Data excerpts:
------

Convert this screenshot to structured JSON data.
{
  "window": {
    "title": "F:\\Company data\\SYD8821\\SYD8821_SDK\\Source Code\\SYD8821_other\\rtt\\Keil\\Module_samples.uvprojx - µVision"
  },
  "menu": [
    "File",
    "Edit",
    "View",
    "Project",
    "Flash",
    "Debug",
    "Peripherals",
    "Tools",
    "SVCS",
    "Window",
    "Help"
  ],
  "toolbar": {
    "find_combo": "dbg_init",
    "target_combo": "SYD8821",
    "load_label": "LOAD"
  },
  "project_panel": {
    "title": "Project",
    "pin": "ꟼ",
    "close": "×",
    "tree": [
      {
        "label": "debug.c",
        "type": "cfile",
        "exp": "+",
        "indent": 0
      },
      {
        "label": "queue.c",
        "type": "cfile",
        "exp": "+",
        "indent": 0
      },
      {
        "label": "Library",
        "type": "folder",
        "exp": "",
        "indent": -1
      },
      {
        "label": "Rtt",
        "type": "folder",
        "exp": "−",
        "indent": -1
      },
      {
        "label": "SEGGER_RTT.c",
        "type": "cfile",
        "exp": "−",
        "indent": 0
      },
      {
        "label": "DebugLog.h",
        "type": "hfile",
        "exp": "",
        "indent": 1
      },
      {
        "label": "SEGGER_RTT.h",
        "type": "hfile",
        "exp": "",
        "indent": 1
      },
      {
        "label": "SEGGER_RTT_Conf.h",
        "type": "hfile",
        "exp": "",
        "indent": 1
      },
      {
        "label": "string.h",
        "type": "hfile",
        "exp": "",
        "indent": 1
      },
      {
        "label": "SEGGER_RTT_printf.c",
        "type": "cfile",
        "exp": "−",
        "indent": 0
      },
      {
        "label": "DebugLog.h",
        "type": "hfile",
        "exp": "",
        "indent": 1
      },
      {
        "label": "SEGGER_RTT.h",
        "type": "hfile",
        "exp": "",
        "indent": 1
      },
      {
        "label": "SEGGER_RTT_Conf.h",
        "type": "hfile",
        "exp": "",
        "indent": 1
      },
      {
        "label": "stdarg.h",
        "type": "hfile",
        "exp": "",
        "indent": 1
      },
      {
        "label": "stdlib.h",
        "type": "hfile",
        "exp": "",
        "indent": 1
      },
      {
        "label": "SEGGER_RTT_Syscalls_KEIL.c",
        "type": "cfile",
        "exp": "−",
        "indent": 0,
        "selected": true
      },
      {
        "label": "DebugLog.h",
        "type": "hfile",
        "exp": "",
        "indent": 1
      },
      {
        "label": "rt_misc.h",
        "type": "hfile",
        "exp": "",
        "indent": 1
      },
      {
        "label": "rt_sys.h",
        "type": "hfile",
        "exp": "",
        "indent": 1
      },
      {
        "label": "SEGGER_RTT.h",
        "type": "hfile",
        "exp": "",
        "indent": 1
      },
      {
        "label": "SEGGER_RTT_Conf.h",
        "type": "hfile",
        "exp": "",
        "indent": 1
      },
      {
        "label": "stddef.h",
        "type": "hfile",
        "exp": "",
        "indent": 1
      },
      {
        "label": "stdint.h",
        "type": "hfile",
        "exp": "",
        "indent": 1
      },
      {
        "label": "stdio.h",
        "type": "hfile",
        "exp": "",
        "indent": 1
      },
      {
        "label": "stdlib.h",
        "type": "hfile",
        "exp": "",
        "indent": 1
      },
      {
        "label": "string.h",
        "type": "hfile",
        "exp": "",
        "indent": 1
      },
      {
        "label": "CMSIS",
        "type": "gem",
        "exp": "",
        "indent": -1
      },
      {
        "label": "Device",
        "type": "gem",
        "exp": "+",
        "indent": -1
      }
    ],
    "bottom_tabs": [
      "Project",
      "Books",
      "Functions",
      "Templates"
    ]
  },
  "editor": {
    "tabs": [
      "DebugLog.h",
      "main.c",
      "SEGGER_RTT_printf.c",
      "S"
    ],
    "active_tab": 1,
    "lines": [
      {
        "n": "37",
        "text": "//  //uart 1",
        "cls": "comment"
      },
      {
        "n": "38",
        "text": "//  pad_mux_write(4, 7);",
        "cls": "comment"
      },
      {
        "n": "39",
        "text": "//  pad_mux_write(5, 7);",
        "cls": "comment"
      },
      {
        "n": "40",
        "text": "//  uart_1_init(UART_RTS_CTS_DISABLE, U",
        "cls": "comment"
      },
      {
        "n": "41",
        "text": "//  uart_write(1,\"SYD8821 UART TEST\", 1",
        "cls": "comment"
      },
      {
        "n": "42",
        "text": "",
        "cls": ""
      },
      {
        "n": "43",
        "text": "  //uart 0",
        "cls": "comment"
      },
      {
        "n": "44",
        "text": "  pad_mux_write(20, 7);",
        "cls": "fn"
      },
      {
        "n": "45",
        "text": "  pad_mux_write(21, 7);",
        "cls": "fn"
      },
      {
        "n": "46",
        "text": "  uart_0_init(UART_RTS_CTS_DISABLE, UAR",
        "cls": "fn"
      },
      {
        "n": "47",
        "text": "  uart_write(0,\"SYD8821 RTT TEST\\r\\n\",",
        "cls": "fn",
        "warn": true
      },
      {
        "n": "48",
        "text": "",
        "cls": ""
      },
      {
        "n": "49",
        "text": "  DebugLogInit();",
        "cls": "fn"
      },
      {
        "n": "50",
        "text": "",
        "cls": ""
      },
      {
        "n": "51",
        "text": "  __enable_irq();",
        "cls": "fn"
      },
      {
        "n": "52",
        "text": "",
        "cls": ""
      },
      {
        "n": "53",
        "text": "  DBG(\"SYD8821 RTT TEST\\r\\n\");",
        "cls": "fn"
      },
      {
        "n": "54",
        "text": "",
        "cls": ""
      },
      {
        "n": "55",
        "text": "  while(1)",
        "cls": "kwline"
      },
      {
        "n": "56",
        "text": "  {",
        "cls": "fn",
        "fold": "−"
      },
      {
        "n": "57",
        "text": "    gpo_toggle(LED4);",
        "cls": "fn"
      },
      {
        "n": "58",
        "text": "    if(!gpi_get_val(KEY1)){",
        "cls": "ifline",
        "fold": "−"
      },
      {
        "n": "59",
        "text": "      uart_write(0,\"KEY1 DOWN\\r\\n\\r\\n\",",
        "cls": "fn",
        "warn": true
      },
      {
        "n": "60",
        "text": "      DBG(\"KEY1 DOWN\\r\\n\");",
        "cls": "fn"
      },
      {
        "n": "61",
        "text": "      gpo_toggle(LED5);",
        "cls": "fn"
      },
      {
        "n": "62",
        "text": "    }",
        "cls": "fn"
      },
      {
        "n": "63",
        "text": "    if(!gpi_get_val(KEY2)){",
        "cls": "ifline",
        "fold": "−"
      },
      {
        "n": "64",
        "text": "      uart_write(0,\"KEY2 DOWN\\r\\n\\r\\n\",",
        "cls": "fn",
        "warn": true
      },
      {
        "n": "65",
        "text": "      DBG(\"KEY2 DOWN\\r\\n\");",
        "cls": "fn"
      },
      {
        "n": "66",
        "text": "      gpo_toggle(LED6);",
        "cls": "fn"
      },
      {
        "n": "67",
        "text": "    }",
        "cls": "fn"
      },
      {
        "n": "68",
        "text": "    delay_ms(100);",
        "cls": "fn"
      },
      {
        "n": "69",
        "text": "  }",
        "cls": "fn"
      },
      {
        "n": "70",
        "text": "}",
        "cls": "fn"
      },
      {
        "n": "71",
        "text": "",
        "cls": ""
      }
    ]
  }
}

------

## EXERCISE TASK
Exactly reproduce every line of the records.

## PROBLEM SOLUTION
Convert this screenshot to structured JSON data.
{
  "window": {
    "title": "F:\\Company data\\SYD8821\\SYD8821_SDK\\Source Code\\SYD8821_other\\rtt\\Keil\\Module_samples.uvprojx - µVision"
  },
  "menu": [
    "File",
    "Edit",
    "View",
    "Project",
    "Flash",
    "Debug",
    "Peripherals",
    "Tools",
    "SVCS",
    "Window",
    "Help"
  ],
  "toolbar": {
    "find_combo": "dbg_init",
    "target_combo": "SYD8821",
    "load_label": "LOAD"
  },
  "project_panel": {
    "title": "Project",
    "pin": "ꟼ",
    "close": "×",
    "tree": [
      {
        "label": "debug.c",
        "type": "cfile",
        "exp": "+",
        "indent": 0
      },
      {
        "label": "queue.c",
        "type": "cfile",
        "exp": "+",
        "indent": 0
      },
      {
        "label": "Library",
        "type": "folder",
        "exp": "",
        "indent": -1
      },
      {
        "label": "Rtt",
        "type": "folder",
        "exp": "−",
        "indent": -1
      },
      {
        "label": "SEGGER_RTT.c",
        "type": "cfile",
        "exp": "−",
        "indent": 0
      },
      {
        "label": "DebugLog.h",
        "type": "hfile",
        "exp": "",
        "indent": 1
      },
      {
        "label": "SEGGER_RTT.h",
        "type": "hfile",
        "exp": "",
        "indent": 1
      },
      {
        "label": "SEGGER_RTT_Conf.h",
        "type": "hfile",
        "exp": "",
        "indent": 1
      },
      {
        "label": "string.h",
        "type": "hfile",
        "exp": "",
        "indent": 1
      },
      {
        "label": "SEGGER_RTT_printf.c",
        "type": "cfile",
        "exp": "−",
        "indent": 0
      },
      {
        "label": "DebugLog.h",
        "type": "hfile",
        "exp": "",
        "indent": 1
      },
      {
        "label": "SEGGER_RTT.h",
        "type": "hfile",
        "exp": "",
        "indent": 1
      },
      {
        "label": "SEGGER_RTT_Conf.h",
        "type": "hfile",
        "exp": "",
        "indent": 1
      },
      {
        "label": "stdarg.h",
        "type": "hfile",
        "exp": "",
        "indent": 1
      },
      {
        "label": "stdlib.h",
        "type": "hfile",
        "exp": "",
        "indent": 1
      },
      {
        "label": "SEGGER_RTT_Syscalls_KEIL.c",
        "type": "cfile",
        "exp": "−",
        "indent": 0,
        "selected": true
      },
      {
        "label": "DebugLog.h",
        "type": "hfile",
        "exp": "",
        "indent": 1
      },
      {
        "label": "rt_misc.h",
        "type": "hfile",
        "exp": "",
        "indent": 1
      },
      {
        "label": "rt_sys.h",
        "type": "hfile",
        "exp": "",
        "indent": 1
      },
      {
        "label": "SEGGER_RTT.h",
        "type": "hfile",
        "exp": "",
        "indent": 1
      },
      {
        "label": "SEGGER_RTT_Conf.h",
        "type": "hfile",
        "exp": "",
        "indent": 1
      },
      {
        "label": "stddef.h",
        "type": "hfile",
        "exp": "",
        "indent": 1
      },
      {
        "label": "stdint.h",
        "type": "hfile",
        "exp": "",
        "indent": 1
      },
      {
        "label": "stdio.h",
        "type": "hfile",
        "exp": "",
        "indent": 1
      },
      {
        "label": "stdlib.h",
        "type": "hfile",
        "exp": "",
        "indent": 1
      },
      {
        "label": "string.h",
        "type": "hfile",
        "exp": "",
        "indent": 1
      },
      {
        "label": "CMSIS",
        "type": "gem",
        "exp": "",
        "indent": -1
      },
      {
        "label": "Device",
        "type": "gem",
        "exp": "+",
        "indent": -1
      }
    ],
    "bottom_tabs": [
      "Project",
      "Books",
      "Functions",
      "Templates"
    ]
  },
  "editor": {
    "tabs": [
      "DebugLog.h",
      "main.c",
      "SEGGER_RTT_printf.c",
      "S"
    ],
    "active_tab": 1,
    "lines": [
      {
        "n": "37",
        "text": "//  //uart 1",
        "cls": "comment"
      },
      {
        "n": "38",
        "text": "//  pad_mux_write(4, 7);",
        "cls": "comment"
      },
      {
        "n": "39",
        "text": "//  pad_mux_write(5, 7);",
        "cls": "comment"
      },
      {
        "n": "40",
        "text": "//  uart_1_init(UART_RTS_CTS_DISABLE, U",
        "cls": "comment"
      },
      {
        "n": "41",
        "text": "//  uart_write(1,\"SYD8821 UART TEST\", 1",
        "cls": "comment"
      },
      {
        "n": "42",
        "text": "",
        "cls": ""
      },
      {
        "n": "43",
        "text": "  //uart 0",
        "cls": "comment"
      },
      {
        "n": "44",
        "text": "  pad_mux_write(20, 7);",
        "cls": "fn"
      },
      {
        "n": "45",
        "text": "  pad_mux_write(21, 7);",
        "cls": "fn"
      },
      {
        "n": "46",
        "text": "  uart_0_init(UART_RTS_CTS_DISABLE, UAR",
        "cls": "fn"
      },
      {
        "n": "47",
        "text": "  uart_write(0,\"SYD8821 RTT TEST\\r\\n\",",
        "cls": "fn",
        "warn": true
      },
      {
        "n": "48",
        "text": "",
        "cls": ""
      },
      {
        "n": "49",
        "text": "  DebugLogInit();",
        "cls": "fn"
      },
      {
        "n": "50",
        "text": "",
        "cls": ""
      },
      {
        "n": "51",
        "text": "  __enable_irq();",
        "cls": "fn"
      },
      {
        "n": "52",
        "text": "",
        "cls": ""
      },
      {
        "n": "53",
        "text": "  DBG(\"SYD8821 RTT TEST\\r\\n\");",
        "cls": "fn"
      },
      {
        "n": "54",
        "text": "",
        "cls": ""
      },
      {
        "n": "55",
        "text": "  while(1)",
        "cls": "kwline"
      },
      {
        "n": "56",
        "text": "  {",
        "cls": "fn",
        "fold": "−"
      },
      {
        "n": "57",
        "text": "    gpo_toggle(LED4);",
        "cls": "fn"
      },
      {
        "n": "58",
        "text": "    if(!gpi_get_val(KEY1)){",
        "cls": "ifline",
        "fold": "−"
      },
      {
        "n": "59",
        "text": "      uart_write(0,\"KEY1 DOWN\\r\\n\\r\\n\",",
        "cls": "fn",
        "warn": true
      },
      {
        "n": "60",
        "text": "      DBG(\"KEY1 DOWN\\r\\n\");",
        "cls": "fn"
      },
      {
        "n": "61",
        "text": "      gpo_toggle(LED5);",
        "cls": "fn"
      },
      {
        "n": "62",
        "text": "    }",
        "cls": "fn"
      },
      {
        "n": "63",
        "text": "    if(!gpi_get_val(KEY2)){",
        "cls": "ifline",
        "fold": "−"
      },
      {
        "n": "64",
        "text": "      uart_write(0,\"KEY2 DOWN\\r\\n\\r\\n\",",
        "cls": "fn",
        "warn": true
      },
      {
        "n": "65",
        "text": "      DBG(\"KEY2 DOWN\\r\\n\");",
        "cls": "fn"
      },
      {
        "n": "66",
        "text": "      gpo_toggle(LED6);",
        "cls": "fn"
      },
      {
        "n": "67",
        "text": "    }",
        "cls": "fn"
      },
      {
        "n": "68",
        "text": "    delay_ms(100);",
        "cls": "fn"
      },
      {
        "n": "69",
        "text": "  }",
        "cls": "fn"
      },
      {
        "n": "70",
        "text": "}",
        "cls": "fn"
      },
      {
        "n": "71",
        "text": "",
        "cls": ""
      }
    ]
  }
}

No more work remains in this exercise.